Items from a data source
--- Start ---
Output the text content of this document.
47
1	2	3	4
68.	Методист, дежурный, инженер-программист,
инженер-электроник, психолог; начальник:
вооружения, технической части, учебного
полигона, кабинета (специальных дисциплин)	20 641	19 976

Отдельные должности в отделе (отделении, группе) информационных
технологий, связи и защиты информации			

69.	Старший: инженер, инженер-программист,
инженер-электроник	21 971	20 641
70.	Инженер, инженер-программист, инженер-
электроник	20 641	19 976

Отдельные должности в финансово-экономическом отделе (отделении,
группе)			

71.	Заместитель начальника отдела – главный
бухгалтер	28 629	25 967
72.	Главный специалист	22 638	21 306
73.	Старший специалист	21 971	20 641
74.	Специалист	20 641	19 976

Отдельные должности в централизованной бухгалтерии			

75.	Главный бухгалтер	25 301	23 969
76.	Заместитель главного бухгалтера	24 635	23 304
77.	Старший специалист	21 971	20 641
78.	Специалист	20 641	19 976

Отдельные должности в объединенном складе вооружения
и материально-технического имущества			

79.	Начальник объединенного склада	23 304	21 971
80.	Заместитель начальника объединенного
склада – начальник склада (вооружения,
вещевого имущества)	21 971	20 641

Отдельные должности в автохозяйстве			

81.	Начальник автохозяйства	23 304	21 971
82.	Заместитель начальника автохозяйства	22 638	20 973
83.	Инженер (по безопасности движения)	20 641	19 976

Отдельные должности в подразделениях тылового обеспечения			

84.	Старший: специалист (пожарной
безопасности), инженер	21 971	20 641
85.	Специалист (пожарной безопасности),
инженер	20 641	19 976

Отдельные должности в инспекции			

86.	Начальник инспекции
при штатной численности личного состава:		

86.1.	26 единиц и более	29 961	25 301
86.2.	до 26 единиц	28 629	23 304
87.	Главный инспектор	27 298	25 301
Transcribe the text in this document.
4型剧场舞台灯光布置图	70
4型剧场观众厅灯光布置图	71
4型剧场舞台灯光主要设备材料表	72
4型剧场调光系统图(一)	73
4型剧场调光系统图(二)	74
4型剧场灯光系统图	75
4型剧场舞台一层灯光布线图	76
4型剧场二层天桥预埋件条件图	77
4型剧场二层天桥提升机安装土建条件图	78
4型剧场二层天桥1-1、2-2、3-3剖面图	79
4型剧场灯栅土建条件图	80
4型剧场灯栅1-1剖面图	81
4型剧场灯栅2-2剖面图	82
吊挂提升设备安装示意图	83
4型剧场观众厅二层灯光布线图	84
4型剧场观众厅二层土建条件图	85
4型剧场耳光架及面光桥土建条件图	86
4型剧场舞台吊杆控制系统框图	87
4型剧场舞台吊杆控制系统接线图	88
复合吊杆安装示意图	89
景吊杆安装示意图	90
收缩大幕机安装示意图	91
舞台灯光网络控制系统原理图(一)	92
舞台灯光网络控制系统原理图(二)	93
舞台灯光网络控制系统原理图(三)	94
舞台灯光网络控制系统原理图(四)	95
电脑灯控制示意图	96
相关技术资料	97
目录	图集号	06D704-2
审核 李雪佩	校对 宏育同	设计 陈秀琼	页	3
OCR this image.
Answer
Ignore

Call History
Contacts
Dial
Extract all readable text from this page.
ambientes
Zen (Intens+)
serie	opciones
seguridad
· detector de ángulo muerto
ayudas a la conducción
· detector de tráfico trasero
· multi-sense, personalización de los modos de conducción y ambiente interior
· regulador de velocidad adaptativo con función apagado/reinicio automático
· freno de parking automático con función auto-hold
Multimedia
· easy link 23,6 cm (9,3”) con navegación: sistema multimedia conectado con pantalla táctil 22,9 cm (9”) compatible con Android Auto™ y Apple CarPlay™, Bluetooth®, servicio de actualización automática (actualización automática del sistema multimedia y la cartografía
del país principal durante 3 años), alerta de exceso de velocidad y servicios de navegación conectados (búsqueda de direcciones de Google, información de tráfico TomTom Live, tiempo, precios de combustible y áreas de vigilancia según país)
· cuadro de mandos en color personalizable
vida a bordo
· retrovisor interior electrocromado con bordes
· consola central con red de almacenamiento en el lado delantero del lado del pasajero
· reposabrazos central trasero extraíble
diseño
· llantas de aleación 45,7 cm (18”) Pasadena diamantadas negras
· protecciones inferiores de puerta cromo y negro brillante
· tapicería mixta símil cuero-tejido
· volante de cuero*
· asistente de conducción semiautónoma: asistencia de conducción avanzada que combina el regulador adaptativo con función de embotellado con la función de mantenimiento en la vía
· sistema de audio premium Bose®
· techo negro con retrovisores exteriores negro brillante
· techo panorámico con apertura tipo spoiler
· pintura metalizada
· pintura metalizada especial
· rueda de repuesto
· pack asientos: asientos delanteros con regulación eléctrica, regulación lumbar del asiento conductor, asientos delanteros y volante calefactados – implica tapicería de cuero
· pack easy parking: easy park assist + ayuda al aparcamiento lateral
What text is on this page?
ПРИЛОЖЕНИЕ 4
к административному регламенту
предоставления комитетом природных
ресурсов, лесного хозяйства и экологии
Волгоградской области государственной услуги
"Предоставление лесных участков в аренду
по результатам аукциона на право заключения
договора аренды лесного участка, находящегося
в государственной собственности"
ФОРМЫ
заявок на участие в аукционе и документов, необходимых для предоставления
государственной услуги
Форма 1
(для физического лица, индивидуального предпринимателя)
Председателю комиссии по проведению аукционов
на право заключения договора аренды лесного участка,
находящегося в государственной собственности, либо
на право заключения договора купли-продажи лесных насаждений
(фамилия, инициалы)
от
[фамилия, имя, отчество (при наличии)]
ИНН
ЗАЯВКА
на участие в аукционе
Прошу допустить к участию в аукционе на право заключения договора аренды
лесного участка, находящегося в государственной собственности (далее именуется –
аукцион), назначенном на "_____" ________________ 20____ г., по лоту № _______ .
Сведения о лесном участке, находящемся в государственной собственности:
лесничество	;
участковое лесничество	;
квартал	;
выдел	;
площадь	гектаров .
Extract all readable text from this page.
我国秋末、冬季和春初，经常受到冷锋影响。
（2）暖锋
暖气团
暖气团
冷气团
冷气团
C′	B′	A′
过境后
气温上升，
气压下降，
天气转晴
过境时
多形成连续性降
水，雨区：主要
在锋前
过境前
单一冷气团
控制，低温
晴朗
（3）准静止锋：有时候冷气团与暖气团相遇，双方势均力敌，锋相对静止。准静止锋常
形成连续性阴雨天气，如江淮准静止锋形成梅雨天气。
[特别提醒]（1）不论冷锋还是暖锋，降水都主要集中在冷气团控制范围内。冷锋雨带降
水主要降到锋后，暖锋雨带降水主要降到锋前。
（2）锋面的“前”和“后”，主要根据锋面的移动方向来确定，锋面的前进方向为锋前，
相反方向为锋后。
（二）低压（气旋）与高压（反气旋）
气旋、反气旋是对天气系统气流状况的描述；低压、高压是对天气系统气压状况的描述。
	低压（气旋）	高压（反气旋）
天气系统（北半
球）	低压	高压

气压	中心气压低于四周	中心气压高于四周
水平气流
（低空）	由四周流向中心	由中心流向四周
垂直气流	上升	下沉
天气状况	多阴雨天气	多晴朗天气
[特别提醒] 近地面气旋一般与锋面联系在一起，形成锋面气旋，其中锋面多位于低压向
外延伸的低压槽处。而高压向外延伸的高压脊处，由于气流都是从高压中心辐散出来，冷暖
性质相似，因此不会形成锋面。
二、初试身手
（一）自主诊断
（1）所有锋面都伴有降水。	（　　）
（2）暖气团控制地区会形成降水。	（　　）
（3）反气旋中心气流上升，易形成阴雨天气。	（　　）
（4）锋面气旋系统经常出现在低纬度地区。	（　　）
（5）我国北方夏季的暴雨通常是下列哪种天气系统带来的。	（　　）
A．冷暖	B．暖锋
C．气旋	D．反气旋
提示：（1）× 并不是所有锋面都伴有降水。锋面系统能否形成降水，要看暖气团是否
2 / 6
--- End ---
Return only the number of lines in the preceding records that contain the string "automático".

__WORKED ANSWER__: 2